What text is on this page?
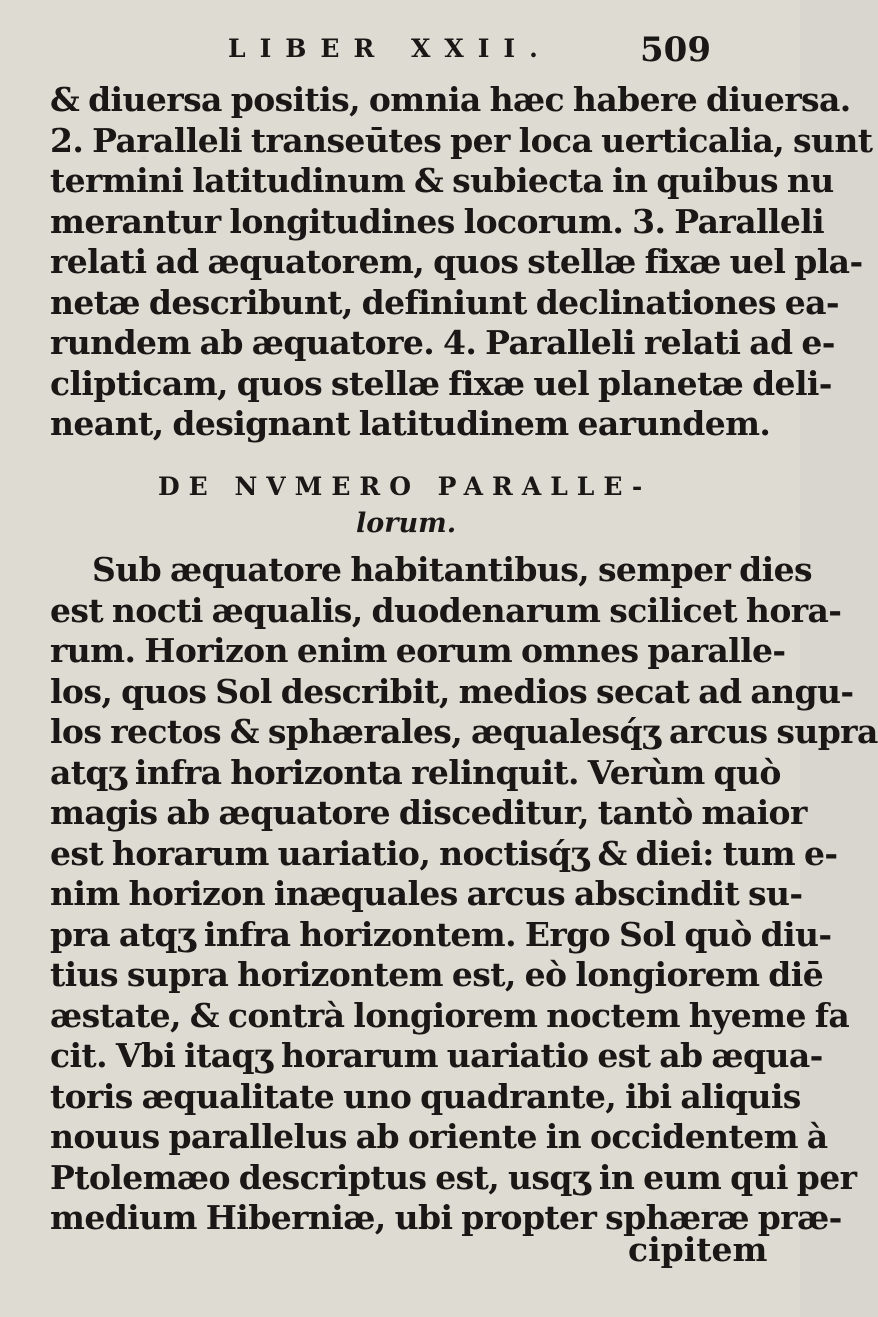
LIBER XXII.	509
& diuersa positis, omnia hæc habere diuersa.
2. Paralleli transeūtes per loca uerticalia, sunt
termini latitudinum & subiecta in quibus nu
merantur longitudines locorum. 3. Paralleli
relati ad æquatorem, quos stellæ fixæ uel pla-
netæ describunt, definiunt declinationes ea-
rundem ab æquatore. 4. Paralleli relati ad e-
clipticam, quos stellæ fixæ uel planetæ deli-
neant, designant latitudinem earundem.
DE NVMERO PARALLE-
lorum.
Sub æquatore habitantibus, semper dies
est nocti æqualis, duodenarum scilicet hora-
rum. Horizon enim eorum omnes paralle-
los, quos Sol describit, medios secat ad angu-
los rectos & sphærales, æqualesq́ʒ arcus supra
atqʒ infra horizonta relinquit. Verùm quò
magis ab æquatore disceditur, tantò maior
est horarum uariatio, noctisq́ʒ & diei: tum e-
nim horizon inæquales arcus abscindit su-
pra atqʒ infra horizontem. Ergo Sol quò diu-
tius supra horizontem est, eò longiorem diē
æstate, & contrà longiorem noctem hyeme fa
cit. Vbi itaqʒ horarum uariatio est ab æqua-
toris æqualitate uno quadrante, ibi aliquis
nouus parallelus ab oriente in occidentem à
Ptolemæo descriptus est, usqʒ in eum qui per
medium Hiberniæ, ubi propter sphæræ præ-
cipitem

◆ ◆ ◆ ◆

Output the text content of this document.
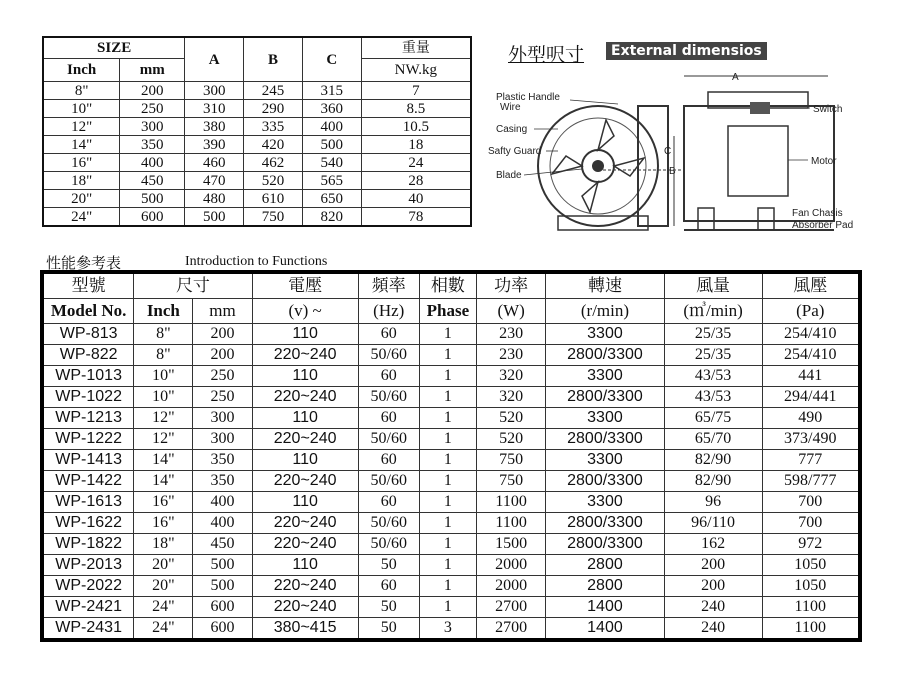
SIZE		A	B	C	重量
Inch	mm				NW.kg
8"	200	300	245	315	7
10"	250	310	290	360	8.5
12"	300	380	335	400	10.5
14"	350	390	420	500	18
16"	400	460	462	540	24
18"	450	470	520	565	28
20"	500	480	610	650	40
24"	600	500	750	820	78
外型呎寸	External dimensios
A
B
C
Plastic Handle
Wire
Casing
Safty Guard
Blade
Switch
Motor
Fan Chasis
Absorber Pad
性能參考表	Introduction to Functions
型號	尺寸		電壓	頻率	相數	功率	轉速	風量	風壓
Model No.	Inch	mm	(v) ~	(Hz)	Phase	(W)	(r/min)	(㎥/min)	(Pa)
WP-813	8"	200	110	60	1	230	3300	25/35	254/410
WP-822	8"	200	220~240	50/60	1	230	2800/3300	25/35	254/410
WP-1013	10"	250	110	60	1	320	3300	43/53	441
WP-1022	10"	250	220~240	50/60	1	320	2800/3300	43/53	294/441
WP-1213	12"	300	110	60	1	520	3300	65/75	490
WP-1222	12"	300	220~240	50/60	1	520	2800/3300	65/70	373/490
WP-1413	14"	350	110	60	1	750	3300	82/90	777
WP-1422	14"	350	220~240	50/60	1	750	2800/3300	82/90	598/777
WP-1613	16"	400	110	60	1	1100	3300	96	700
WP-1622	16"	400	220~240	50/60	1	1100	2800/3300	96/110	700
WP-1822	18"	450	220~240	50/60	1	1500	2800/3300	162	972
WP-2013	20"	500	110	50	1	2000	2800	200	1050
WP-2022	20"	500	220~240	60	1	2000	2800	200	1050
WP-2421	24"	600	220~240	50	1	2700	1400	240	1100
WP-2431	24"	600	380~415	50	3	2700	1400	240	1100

◆ ◆ ◆ ◆

* INSTRUCTIONS TO FOLLOW *
In the listing, find every line with the word "text" and state how many there are, nothing more.

* EXPECTED ANSWER *
2